BEGIN The records
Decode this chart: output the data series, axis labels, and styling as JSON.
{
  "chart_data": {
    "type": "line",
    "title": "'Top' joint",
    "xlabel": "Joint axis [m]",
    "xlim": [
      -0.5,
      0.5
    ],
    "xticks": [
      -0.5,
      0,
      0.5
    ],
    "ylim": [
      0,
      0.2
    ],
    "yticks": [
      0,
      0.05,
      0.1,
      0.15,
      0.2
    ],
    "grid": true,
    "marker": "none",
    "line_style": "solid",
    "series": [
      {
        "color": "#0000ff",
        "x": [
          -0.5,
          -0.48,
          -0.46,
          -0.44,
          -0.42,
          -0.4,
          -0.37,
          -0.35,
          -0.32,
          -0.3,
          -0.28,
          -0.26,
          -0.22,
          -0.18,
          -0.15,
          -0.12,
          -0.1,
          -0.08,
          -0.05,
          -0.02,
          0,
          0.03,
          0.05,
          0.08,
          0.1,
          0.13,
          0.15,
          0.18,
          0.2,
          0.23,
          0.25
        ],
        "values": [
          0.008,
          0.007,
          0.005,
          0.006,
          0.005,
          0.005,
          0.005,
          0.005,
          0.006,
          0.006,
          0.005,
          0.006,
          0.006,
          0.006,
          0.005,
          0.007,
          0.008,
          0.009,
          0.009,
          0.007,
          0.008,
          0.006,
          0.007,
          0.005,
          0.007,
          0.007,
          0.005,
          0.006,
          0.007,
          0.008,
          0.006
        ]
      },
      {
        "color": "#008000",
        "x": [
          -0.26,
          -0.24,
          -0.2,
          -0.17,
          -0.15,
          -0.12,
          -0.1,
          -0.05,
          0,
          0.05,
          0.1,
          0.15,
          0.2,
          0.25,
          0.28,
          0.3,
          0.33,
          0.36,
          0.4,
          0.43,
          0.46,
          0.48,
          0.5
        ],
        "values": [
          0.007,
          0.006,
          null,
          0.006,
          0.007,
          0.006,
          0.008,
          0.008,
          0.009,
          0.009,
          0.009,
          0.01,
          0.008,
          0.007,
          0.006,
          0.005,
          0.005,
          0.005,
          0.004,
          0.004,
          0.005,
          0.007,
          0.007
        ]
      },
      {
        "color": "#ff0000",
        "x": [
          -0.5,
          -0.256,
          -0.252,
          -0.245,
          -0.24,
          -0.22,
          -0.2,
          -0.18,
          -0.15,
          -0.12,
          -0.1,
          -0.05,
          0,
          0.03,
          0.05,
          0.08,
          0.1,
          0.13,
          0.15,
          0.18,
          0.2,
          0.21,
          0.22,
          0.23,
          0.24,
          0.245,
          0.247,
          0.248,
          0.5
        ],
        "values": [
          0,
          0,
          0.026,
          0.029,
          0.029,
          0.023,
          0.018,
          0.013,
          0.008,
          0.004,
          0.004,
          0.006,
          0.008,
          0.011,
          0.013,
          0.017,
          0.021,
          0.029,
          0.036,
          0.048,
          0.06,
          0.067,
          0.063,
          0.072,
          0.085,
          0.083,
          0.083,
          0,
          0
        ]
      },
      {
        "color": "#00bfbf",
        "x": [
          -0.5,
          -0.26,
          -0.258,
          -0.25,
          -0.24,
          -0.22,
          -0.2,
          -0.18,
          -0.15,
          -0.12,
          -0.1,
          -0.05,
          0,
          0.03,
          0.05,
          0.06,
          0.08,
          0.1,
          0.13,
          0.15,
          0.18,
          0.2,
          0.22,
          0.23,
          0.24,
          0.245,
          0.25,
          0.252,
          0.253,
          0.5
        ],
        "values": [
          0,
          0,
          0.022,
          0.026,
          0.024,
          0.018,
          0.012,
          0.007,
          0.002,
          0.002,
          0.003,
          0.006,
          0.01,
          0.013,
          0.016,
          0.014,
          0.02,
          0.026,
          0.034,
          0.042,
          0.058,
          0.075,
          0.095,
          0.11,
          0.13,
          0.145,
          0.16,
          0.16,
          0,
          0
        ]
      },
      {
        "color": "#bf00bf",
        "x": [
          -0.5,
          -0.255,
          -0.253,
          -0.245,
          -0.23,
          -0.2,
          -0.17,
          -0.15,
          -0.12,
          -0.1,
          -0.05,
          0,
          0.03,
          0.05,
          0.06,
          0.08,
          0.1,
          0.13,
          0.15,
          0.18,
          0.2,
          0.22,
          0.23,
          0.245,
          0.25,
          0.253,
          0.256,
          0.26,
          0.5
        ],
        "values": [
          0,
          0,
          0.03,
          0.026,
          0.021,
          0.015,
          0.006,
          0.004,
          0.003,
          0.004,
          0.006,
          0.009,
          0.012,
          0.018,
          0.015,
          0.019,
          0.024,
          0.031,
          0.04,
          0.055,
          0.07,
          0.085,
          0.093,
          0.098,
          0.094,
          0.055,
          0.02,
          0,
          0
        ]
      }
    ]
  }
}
END The records
Direction: Print the entries exactly. Include every one.

Final result:
Decode this chart: output the data series, axis labels, and styling as JSON.
{
  "chart_data": {
    "type": "line",
    "title": "'Top' joint",
    "xlabel": "Joint axis [m]",
    "xlim": [
      -0.5,
      0.5
    ],
    "xticks": [
      -0.5,
      0,
      0.5
    ],
    "ylim": [
      0,
      0.2
    ],
    "yticks": [
      0,
      0.05,
      0.1,
      0.15,
      0.2
    ],
    "grid": true,
    "marker": "none",
    "line_style": "solid",
    "series": [
      {
        "color": "#0000ff",
        "x": [
          -0.5,
          -0.48,
          -0.46,
          -0.44,
          -0.42,
          -0.4,
          -0.37,
          -0.35,
          -0.32,
          -0.3,
          -0.28,
          -0.26,
          -0.22,
          -0.18,
          -0.15,
          -0.12,
          -0.1,
          -0.08,
          -0.05,
          -0.02,
          0,
          0.03,
          0.05,
          0.08,
          0.1,
          0.13,
          0.15,
          0.18,
          0.2,
          0.23,
          0.25
        ],
        "values": [
          0.008,
          0.007,
          0.005,
          0.006,
          0.005,
          0.005,
          0.005,
          0.005,
          0.006,
          0.006,
          0.005,
          0.006,
          0.006,
          0.006,
          0.005,
          0.007,
          0.008,
          0.009,
          0.009,
          0.007,
          0.008,
          0.006,
          0.007,
          0.005,
          0.007,
          0.007,
          0.005,
          0.006,
          0.007,
          0.008,
          0.006
        ]
      },
      {
        "color": "#008000",
        "x": [
          -0.26,
          -0.24,
          -0.2,
          -0.17,
          -0.15,
          -0.12,
          -0.1,
          -0.05,
          0,
          0.05,
          0.1,
          0.15,
          0.2,
          0.25,
          0.28,
          0.3,
          0.33,
          0.36,
          0.4,
          0.43,
          0.46,
          0.48,
          0.5
        ],
        "values": [
          0.007,
          0.006,
          null,
          0.006,
          0.007,
          0.006,
          0.008,
          0.008,
          0.009,
          0.009,
          0.009,
          0.01,
          0.008,
          0.007,
          0.006,
          0.005,
          0.005,
          0.005,
          0.004,
          0.004,
          0.005,
          0.007,
          0.007
        ]
      },
      {
        "color": "#ff0000",
        "x": [
          -0.5,
          -0.256,
          -0.252,
          -0.245,
          -0.24,
          -0.22,
          -0.2,
          -0.18,
          -0.15,
          -0.12,
          -0.1,
          -0.05,
          0,
          0.03,
          0.05,
          0.08,
          0.1,
          0.13,
          0.15,
          0.18,
          0.2,
          0.21,
          0.22,
          0.23,
          0.24,
          0.245,
          0.247,
          0.248,
          0.5
        ],
        "values": [
          0,
          0,
          0.026,
          0.029,
          0.029,
          0.023,
          0.018,
          0.013,
          0.008,
          0.004,
          0.004,
          0.006,
          0.008,
          0.011,
          0.013,
          0.017,
          0.021,
          0.029,
          0.036,
          0.048,
          0.06,
          0.067,
          0.063,
          0.072,
          0.085,
          0.083,
          0.083,
          0,
          0
        ]
      },
      {
        "color": "#00bfbf",
        "x": [
          -0.5,
          -0.26,
          -0.258,
          -0.25,
          -0.24,
          -0.22,
          -0.2,
          -0.18,
          -0.15,
          -0.12,
          -0.1,
          -0.05,
          0,
          0.03,
          0.05,
          0.06,
          0.08,
          0.1,
          0.13,
          0.15,
          0.18,
          0.2,
          0.22,
          0.23,
          0.24,
          0.245,
          0.25,
          0.252,
          0.253,
          0.5
        ],
        "values": [
          0,
          0,
          0.022,
          0.026,
          0.024,
          0.018,
          0.012,
          0.007,
          0.002,
          0.002,
          0.003,
          0.006,
          0.01,
          0.013,
          0.016,
          0.014,
          0.02,
          0.026,
          0.034,
          0.042,
          0.058,
          0.075,
          0.095,
          0.11,
          0.13,
          0.145,
          0.16,
          0.16,
          0,
          0
        ]
      },
      {
        "color": "#bf00bf",
        "x": [
          -0.5,
          -0.255,
          -0.253,
          -0.245,
          -0.23,
          -0.2,
          -0.17,
          -0.15,
          -0.12,
          -0.1,
          -0.05,
          0,
          0.03,
          0.05,
          0.06,
          0.08,
          0.1,
          0.13,
          0.15,
          0.18,
          0.2,
          0.22,
          0.23,
          0.245,
          0.25,
          0.253,
          0.256,
          0.26,
          0.5
        ],
        "values": [
          0,
          0,
          0.03,
          0.026,
          0.021,
          0.015,
          0.006,
          0.004,
          0.003,
          0.004,
          0.006,
          0.009,
          0.012,
          0.018,
          0.015,
          0.019,
          0.024,
          0.031,
          0.04,
          0.055,
          0.07,
          0.085,
          0.093,
          0.098,
          0.094,
          0.055,
          0.02,
          0,
          0
        ]
      }
    ]
  }
}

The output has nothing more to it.